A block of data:
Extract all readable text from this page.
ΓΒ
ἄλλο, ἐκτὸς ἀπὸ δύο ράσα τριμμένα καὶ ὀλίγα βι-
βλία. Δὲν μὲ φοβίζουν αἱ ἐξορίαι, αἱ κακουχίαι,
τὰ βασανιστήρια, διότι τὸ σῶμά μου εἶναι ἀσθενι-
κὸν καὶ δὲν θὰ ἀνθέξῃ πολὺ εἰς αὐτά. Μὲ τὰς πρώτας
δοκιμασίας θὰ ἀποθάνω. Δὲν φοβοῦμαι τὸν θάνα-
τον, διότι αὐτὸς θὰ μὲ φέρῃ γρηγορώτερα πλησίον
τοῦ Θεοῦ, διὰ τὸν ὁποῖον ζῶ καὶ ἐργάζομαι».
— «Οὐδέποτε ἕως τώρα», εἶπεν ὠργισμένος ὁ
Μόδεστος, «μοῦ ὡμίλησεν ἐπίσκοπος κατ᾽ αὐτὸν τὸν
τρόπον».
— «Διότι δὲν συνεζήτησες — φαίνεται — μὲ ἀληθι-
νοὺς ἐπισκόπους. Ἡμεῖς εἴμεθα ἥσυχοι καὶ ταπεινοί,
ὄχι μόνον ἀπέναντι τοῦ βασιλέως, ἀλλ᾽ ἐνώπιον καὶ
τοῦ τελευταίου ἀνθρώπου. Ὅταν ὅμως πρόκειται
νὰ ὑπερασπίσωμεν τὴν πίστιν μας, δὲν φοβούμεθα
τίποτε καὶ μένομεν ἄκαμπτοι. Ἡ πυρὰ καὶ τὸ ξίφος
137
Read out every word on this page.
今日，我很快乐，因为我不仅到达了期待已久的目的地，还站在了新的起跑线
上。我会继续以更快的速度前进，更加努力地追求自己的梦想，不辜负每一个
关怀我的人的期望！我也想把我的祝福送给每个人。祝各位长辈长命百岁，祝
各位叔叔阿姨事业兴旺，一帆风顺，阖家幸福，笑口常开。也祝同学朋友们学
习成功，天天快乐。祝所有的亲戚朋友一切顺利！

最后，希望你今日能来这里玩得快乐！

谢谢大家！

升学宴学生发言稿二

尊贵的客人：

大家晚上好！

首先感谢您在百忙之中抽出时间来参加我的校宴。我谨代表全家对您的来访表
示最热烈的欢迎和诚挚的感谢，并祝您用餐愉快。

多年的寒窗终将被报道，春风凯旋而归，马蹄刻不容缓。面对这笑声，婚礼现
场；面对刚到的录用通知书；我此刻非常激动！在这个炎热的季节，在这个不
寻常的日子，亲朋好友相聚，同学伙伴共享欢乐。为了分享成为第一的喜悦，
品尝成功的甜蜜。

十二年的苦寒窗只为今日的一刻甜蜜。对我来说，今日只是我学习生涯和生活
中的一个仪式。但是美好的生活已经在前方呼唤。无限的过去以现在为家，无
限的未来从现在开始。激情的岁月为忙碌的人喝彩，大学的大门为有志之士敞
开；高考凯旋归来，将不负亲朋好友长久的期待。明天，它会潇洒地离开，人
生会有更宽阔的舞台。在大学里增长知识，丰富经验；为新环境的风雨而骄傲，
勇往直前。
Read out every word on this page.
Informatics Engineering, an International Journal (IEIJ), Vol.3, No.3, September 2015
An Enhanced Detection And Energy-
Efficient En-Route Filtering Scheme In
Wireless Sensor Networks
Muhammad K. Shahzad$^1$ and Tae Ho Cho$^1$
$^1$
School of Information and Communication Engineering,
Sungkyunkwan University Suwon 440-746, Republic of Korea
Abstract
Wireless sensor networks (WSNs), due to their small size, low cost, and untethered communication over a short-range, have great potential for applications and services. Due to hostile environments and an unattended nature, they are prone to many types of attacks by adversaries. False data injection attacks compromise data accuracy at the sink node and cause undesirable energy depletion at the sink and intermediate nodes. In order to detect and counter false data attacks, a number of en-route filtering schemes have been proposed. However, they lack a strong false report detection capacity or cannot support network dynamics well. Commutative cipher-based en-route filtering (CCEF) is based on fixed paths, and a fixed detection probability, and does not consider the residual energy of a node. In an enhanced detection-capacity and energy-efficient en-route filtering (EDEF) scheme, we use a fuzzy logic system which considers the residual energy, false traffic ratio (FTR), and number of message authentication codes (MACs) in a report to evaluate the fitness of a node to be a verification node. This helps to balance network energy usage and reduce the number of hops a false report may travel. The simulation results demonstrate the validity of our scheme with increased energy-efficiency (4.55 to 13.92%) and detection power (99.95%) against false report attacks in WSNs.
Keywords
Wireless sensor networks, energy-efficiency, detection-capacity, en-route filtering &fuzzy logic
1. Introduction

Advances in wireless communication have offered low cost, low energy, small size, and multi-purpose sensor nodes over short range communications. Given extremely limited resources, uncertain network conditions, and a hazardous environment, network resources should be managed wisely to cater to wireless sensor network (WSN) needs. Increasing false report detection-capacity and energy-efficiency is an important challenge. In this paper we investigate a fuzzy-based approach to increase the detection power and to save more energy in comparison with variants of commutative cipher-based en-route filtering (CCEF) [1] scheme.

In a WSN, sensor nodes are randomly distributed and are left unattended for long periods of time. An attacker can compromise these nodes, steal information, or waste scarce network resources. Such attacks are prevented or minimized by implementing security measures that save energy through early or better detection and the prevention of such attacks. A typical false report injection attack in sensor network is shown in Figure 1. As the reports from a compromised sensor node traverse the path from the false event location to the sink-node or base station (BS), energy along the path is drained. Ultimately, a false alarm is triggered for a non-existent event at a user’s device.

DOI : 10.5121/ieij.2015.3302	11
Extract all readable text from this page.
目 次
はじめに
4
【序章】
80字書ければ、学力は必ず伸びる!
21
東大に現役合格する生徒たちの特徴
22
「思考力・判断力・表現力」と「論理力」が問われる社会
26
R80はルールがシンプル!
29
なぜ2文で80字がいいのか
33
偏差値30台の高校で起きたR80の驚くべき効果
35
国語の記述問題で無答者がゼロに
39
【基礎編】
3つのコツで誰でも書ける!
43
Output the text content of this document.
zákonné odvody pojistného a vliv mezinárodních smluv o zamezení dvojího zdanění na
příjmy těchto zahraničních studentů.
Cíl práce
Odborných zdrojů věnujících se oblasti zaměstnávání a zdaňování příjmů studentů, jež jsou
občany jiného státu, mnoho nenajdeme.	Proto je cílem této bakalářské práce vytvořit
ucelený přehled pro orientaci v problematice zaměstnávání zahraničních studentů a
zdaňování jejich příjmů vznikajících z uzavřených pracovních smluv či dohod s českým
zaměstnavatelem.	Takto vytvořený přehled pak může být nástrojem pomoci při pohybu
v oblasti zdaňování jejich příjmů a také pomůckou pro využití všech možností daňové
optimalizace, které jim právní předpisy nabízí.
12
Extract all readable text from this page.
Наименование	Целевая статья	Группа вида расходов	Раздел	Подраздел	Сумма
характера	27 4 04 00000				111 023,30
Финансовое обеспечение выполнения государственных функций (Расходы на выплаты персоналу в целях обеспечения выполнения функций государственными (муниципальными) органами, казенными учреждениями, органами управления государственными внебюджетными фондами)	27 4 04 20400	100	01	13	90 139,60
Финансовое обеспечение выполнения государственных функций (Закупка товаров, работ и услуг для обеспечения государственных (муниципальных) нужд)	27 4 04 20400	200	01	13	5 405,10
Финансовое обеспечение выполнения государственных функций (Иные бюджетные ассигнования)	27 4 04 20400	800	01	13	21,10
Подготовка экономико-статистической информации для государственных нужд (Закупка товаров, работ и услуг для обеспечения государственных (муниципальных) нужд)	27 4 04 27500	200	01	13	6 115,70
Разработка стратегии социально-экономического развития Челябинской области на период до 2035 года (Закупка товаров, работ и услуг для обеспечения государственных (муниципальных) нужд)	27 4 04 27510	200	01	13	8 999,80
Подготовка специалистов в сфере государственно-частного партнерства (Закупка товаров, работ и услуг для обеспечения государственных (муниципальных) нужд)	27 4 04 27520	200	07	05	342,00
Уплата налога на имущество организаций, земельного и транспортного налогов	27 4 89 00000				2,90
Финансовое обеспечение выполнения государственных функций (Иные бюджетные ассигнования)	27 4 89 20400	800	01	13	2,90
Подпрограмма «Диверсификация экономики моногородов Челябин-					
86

Work to complete. Show each line holding the word "zahraničních".

Exercise result.
příjmy těchto zahraničních studentů.
ucelený přehled pro orientaci v problematice zaměstnávání zahraničních studentů a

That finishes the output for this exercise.